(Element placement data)
>>>

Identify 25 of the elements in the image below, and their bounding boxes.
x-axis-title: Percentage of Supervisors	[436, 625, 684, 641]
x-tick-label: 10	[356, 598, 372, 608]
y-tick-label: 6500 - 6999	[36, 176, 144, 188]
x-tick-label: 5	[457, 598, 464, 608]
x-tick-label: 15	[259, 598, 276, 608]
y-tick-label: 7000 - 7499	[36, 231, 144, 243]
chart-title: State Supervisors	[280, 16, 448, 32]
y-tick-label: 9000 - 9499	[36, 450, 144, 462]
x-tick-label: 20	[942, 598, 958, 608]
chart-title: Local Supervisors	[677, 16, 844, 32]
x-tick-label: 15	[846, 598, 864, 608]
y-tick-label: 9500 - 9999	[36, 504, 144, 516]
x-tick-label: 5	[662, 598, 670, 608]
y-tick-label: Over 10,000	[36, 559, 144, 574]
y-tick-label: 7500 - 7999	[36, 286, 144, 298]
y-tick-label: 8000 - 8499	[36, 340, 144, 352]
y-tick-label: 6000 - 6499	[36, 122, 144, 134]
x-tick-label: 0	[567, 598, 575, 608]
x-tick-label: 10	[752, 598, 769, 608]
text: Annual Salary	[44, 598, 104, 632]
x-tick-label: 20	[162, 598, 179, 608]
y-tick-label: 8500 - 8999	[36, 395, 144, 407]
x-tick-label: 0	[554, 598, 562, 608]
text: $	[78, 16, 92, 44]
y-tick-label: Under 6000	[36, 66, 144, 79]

<<<

Exercise goal: How many lines of the data above contain the string "text", matching case? Reply with the number alone.

Full solution: 2